SOURCE TEXT →
There’s a reason why insurers are happy to provide contraception for free.
Brer Rabbit indeed! All the “oops we’re sorry” from the White House over the past few days is 100% acting, and McConnell took the bait. Dumber than mud.
We’re going to win in November. This is the A Game, but it will be months before most people realize it. Really brilliant politics like we haven’t seen in a long time.
Catholic Charities of Sacramento Inc. v. Superior Court, 32 Cal.4th 527 (2004)
Great stuff, seabe.
There simply cannot be a religious test or exemption for employment. EEOC requires that no employment discrimination be made on the basis of gender, age, religion or other factors. This covers a lot of territory.
None of these rules are constitutional. When we allow a majority to make rules about a minority, we have lost our constitutional rules about equal protection.
If I recall correctly, the Bill of Rights was designed to protect the majority from the tyranny of the minority. Funny how these things get turned around, aeh?
That is my recollection as well.
Is that a sarcasm? Hope so.
Not sarcasm, Constitutional Law 101.
not our Constitution because the bill of rights protect the minority from the majority
that’s why people say majority rule, minority rights
You are mis-informed.
What part of “Constitutional Law 101” didn’t you understand?
Ten, I’m afraid he’s right on this. The Bill of Rights is most certainly is for the purpose of protecting minorities against majority will. Nothing in the Bill of Rights provides any help for majorities in any sense. Going back to the Federalist papers, it is very clear that the entire Constitution is predicated around protecting minorities and their ability to participate in governance from the “tyranny of the majority,” while still allowing for majority will to have due influence on political processes. Just google “tyranny of the majority” and “Bill of Rights” and you’ll see your mistake. And every law professor I’ve ever met sees it that way.
I understand what those words mean, but I’m not sure you do. I was at least giving you the benefit of the doubt by assuming you were referring to another country’s constitution since you were wrong about ours.
just gotta tell you, luv ya BooMan.
Once again, the propagandists of the Right are putrefying what they claim to be defending. By asserting some absolute right for anyone claiming religious belief as an excuse to do whatever they damn well please, they make a joke of the whole idea of freedom of religion. Their interpretation becomes a reductio ad absurdum that immunizes everyone from the law as long as they claim they’re acting on religious belief.

RECORDS SHOWN →
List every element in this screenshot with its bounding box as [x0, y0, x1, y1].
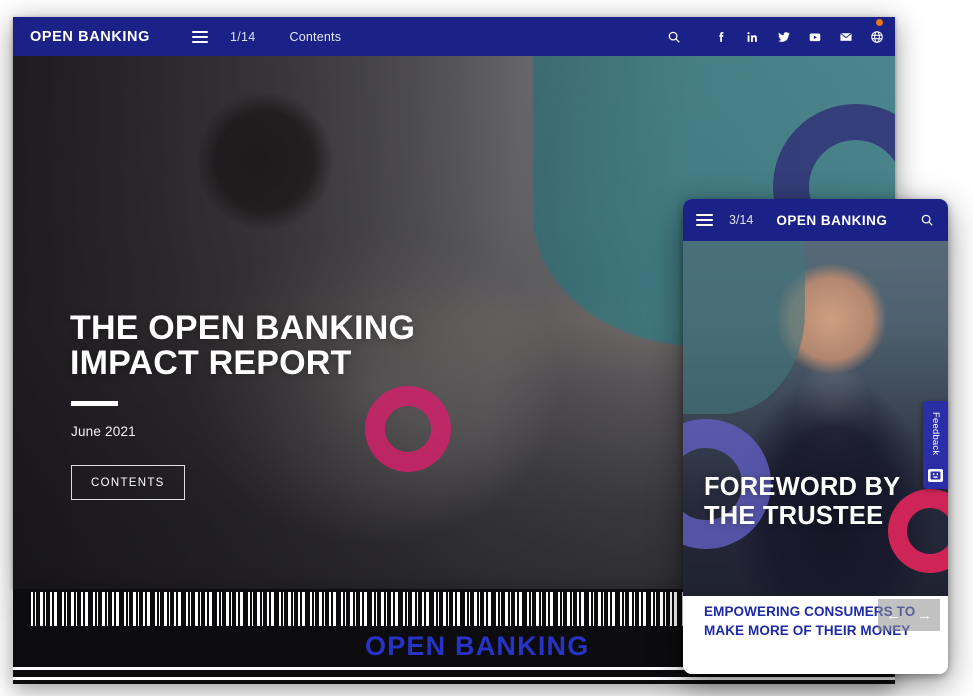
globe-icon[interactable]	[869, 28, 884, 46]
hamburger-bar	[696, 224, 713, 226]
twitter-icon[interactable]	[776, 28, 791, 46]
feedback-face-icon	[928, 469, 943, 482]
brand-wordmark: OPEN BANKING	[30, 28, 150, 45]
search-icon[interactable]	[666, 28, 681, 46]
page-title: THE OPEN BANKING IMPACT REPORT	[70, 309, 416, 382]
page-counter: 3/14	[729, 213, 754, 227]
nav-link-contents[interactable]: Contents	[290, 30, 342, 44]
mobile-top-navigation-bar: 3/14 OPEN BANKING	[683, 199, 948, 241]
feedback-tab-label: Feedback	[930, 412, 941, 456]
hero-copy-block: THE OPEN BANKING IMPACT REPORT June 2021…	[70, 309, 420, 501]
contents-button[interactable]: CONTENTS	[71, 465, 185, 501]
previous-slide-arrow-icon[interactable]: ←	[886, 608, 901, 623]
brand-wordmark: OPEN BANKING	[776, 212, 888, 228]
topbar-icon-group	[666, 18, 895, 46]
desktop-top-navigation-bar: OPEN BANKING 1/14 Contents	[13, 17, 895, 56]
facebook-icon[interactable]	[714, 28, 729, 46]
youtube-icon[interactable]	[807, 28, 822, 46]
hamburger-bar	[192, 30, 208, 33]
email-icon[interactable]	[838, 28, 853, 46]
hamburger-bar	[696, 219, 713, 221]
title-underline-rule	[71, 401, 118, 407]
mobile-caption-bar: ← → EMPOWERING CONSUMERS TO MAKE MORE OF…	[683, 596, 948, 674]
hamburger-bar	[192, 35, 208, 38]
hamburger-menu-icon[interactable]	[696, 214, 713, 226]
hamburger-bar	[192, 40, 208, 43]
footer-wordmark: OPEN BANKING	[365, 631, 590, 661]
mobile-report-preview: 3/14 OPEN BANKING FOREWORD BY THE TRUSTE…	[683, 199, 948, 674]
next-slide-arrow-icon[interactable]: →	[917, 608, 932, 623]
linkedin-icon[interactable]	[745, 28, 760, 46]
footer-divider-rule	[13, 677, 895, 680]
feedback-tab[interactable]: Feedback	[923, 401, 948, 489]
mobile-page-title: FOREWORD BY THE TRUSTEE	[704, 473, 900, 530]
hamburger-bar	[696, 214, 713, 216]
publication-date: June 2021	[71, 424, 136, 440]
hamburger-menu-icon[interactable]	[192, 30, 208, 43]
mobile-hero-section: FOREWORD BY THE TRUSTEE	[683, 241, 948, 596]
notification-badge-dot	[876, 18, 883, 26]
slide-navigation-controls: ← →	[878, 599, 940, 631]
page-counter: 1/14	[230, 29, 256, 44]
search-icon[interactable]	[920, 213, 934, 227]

SET OF TASKS →
1 > Answer these questions from the comment thread on religious exemptions:
(a) Which court case does the comment thread cite?
(b) On what bases does the EEOC require that no employment discrimination be made?
(c) Who does one commenter say "took the bait"?
2 > Carry on the comment thread on religious exemptions from its last comment.
The items have no connection to the comment thread on religious exemptions.

EXPECTED ANSWERS →
1 >
(a) Catholic Charities of Sacramento Inc. v. Superior Court, 32 Cal.4th 527 (2004)
(b) Gender, age, religion or other factors
(c) McConnell

2 >
If Catholic side businesses don’t have to follow employment laws, what reasoning allows prosecution of polygamy, female genital mutilation, animal sacrifice, wife killing, or the killing of the unfaithful, to name just a few notions held by “religious” faithful today?
Personally I have little patience with religion, but value its viewpoints and defend its freedom. There will always be insoluble questions raised by this, or any, freedom, but this birth-control issue is nothing more than a weapon used in bad faith, intended to make a political point. The reality is, freedom of religion can only exist where everyone is subject to the same civil laws. Anything else is flimflam.
Hard not to wander into the weeds of the current threat of the leadership to allow any employer to cut coverage of insurance specifics based on moral conflict.
So when a non-drinking Mormon is the employer, will any coverage for alcoholism be denied?
I’m with Andrew Sullivan on this one. And besides, who could trust these guys to govern when they choose diving off a cliff at every turn?
There was the famous case of Muslim taxi drivers who were trying to be able to not convey to or from alcohol establishments. They were put down pretty emphatically. A service to the public cannot be done with a discrimination component.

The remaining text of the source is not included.